Lift out each line of the data that holds "जनपद".

**SUPPLIED RECORDS:**
+ + + + + + +

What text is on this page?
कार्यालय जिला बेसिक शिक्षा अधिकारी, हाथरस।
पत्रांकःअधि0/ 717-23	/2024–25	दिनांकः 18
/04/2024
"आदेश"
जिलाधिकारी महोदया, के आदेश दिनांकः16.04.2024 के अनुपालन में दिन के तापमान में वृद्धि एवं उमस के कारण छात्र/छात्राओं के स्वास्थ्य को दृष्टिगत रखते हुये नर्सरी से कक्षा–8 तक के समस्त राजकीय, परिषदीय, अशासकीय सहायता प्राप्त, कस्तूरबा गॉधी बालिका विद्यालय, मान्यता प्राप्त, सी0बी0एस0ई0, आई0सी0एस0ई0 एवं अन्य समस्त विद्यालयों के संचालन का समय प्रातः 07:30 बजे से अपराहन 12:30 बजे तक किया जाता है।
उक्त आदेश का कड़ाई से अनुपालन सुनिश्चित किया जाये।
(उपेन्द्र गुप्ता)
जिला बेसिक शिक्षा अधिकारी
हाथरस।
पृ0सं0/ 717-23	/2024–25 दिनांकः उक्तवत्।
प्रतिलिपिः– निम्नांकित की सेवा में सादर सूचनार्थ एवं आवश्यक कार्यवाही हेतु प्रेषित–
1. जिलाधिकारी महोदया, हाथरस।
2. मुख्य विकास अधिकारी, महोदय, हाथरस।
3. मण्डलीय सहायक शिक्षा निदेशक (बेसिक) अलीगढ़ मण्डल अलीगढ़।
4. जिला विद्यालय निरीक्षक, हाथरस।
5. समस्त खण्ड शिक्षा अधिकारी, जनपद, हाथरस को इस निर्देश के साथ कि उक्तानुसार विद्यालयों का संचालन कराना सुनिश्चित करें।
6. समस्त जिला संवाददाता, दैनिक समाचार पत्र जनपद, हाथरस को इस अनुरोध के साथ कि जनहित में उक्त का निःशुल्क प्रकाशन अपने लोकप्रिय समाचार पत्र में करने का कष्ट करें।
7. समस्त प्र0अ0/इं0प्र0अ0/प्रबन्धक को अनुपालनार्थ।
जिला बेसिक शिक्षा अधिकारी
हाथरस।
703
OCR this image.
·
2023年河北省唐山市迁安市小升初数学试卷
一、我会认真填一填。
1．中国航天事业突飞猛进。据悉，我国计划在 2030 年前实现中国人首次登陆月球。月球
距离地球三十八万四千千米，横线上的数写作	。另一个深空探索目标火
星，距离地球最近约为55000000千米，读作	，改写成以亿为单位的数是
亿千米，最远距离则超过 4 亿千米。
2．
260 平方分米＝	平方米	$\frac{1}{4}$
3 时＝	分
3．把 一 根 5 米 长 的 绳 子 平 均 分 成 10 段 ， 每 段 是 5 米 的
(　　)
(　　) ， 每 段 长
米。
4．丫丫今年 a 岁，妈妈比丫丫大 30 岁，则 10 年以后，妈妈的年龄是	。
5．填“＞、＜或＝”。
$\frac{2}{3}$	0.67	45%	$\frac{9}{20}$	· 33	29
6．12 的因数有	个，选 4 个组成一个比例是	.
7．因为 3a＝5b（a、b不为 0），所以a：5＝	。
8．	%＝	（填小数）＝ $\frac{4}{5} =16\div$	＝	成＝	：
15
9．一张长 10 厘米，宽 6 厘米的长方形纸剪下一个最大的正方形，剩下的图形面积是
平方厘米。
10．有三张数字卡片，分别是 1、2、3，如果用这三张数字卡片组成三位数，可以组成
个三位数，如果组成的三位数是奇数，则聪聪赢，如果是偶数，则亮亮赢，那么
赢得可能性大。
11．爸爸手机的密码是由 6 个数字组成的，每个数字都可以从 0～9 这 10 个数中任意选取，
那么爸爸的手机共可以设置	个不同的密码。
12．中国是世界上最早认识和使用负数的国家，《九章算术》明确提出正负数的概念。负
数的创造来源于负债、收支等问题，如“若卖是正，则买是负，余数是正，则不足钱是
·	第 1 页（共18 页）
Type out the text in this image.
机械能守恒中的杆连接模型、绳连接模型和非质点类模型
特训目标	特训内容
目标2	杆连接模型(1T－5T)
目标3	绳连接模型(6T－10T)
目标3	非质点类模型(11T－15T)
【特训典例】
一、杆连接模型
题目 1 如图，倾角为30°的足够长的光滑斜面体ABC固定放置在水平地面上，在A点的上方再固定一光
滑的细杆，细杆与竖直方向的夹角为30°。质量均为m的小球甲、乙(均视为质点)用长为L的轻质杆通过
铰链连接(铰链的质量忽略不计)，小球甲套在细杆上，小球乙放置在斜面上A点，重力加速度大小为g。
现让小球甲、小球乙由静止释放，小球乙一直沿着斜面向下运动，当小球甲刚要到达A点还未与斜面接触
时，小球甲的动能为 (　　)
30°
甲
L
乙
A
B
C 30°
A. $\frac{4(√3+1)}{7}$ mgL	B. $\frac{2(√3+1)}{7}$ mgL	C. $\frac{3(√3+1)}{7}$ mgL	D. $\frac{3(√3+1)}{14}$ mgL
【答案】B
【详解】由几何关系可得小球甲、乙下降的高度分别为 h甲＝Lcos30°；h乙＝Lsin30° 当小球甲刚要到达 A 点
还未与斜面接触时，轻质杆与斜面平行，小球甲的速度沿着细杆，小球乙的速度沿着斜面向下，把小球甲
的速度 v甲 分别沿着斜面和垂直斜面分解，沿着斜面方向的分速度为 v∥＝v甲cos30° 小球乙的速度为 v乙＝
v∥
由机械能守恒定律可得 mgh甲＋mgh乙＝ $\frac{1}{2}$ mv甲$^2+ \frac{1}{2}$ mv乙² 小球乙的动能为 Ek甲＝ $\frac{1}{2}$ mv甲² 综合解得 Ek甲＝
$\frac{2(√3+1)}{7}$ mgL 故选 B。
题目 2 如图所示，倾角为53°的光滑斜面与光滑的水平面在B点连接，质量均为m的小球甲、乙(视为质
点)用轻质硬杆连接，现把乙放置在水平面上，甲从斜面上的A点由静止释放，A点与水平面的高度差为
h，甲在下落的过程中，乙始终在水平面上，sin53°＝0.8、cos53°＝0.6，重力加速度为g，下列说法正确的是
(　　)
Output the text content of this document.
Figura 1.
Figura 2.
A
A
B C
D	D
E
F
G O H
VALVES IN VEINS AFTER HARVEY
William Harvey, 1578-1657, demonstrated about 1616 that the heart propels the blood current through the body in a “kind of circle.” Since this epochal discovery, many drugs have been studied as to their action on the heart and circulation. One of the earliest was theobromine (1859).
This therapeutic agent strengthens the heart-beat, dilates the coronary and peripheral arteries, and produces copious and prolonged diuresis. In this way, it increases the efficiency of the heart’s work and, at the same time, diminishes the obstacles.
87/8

+ + + + + + +

**COMPLETED EXERCISE:**
5. समस्त खण्ड शिक्षा अधिकारी, जनपद, हाथरस को इस निर्देश के साथ कि उक्तानुसार विद्यालयों का संचालन कराना सुनिश्चित करें।
6. समस्त जिला संवाददाता, दैनिक समाचार पत्र जनपद, हाथरस को इस अनुरोध के साथ कि जनहित में उक्त का निःशुल्क प्रकाशन अपने लोकप्रिय समाचार पत्र में करने का कष्ट करें।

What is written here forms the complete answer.